WHAT THE EXERCISE ASKS: Go through the entries below and retype them exactly, omitting each picture.

Start of MATERIAL SUPPLIED

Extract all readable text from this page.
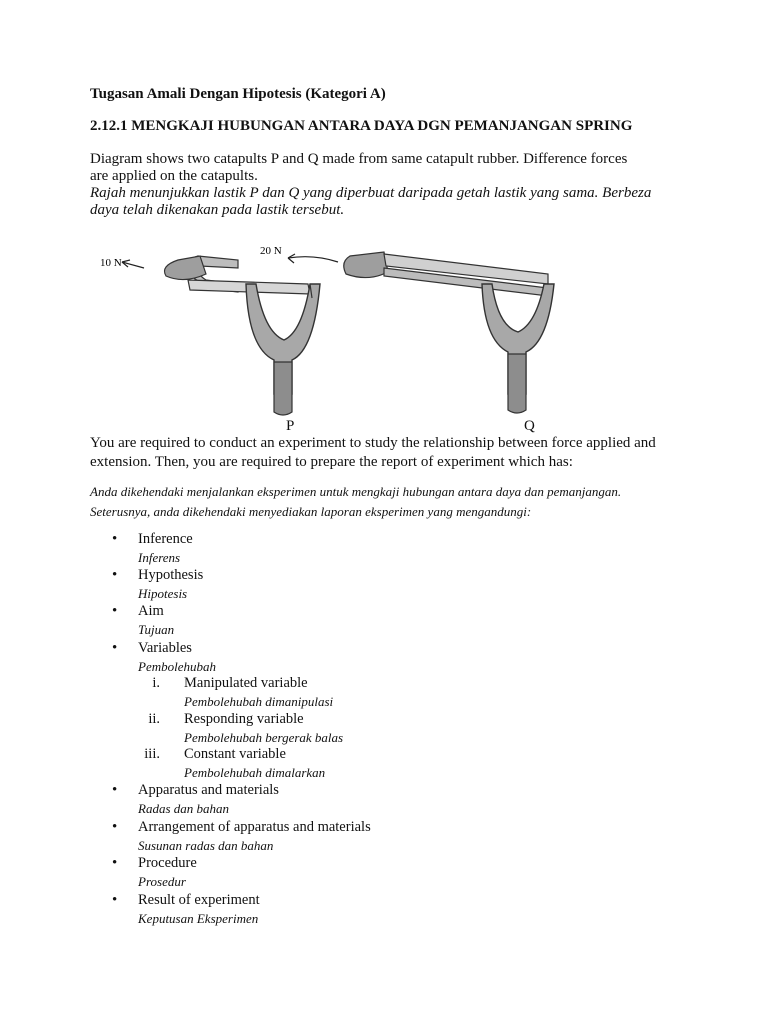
Tugasan Amali Dengan Hipotesis (Kategori A)
2.12.1 MENGKAJI HUBUNGAN ANTARA DAYA DGN PEMANJANGAN SPRING
Diagram shows two catapults P and Q made from same catapult rubber. Difference forces
are applied on the catapults.
Rajah menunjukkan lastik P dan Q yang diperbuat daripada getah lastik yang sama. Berbeza
daya telah dikenakan pada lastik tersebut.
10 N
20 N
P	Q
You are required to conduct an experiment to study the relationship between force applied and
extension. Then, you are required to prepare the report of experiment which has:
Anda dikehendaki menjalankan eksperimen untuk mengkaji hubungan antara daya dan pemanjangan.
Seterusnya, anda dikehendaki menyediakan laporan eksperimen yang mengandungi:
• Inference
Inferens
• Hypothesis
Hipotesis
• Aim
Tujuan
• Variables
Pembolehubah
i. Manipulated variable
Pembolehubah dimanipulasi
ii. Responding variable
Pembolehubah bergerak balas
iii. Constant variable
Pembolehubah dimalarkan
• Apparatus and materials
Radas dan bahan
• Arrangement of apparatus and materials
Susunan radas dan bahan
• Procedure
Prosedur
• Result of experiment
Keputusan Eksperimen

End of MATERIAL SUPPLIED

SOLUTION FOR THIS EXERCISE:
Extract all readable text from this page.
Tugasan Amali Dengan Hipotesis (Kategori A)
2.12.1 MENGKAJI HUBUNGAN ANTARA DAYA DGN PEMANJANGAN SPRING
Diagram shows two catapults P and Q made from same catapult rubber. Difference forces
are applied on the catapults.
Rajah menunjukkan lastik P dan Q yang diperbuat daripada getah lastik yang sama. Berbeza
daya telah dikenakan pada lastik tersebut.
10 N
20 N
P	Q
You are required to conduct an experiment to study the relationship between force applied and
extension. Then, you are required to prepare the report of experiment which has:
Anda dikehendaki menjalankan eksperimen untuk mengkaji hubungan antara daya dan pemanjangan.
Seterusnya, anda dikehendaki menyediakan laporan eksperimen yang mengandungi:
• Inference
Inferens
• Hypothesis
Hipotesis
• Aim
Tujuan
• Variables
Pembolehubah
i. Manipulated variable
Pembolehubah dimanipulasi
ii. Responding variable
Pembolehubah bergerak balas
iii. Constant variable
Pembolehubah dimalarkan
• Apparatus and materials
Radas dan bahan
• Arrangement of apparatus and materials
Susunan radas dan bahan
• Procedure
Prosedur
• Result of experiment
Keputusan Eksperimen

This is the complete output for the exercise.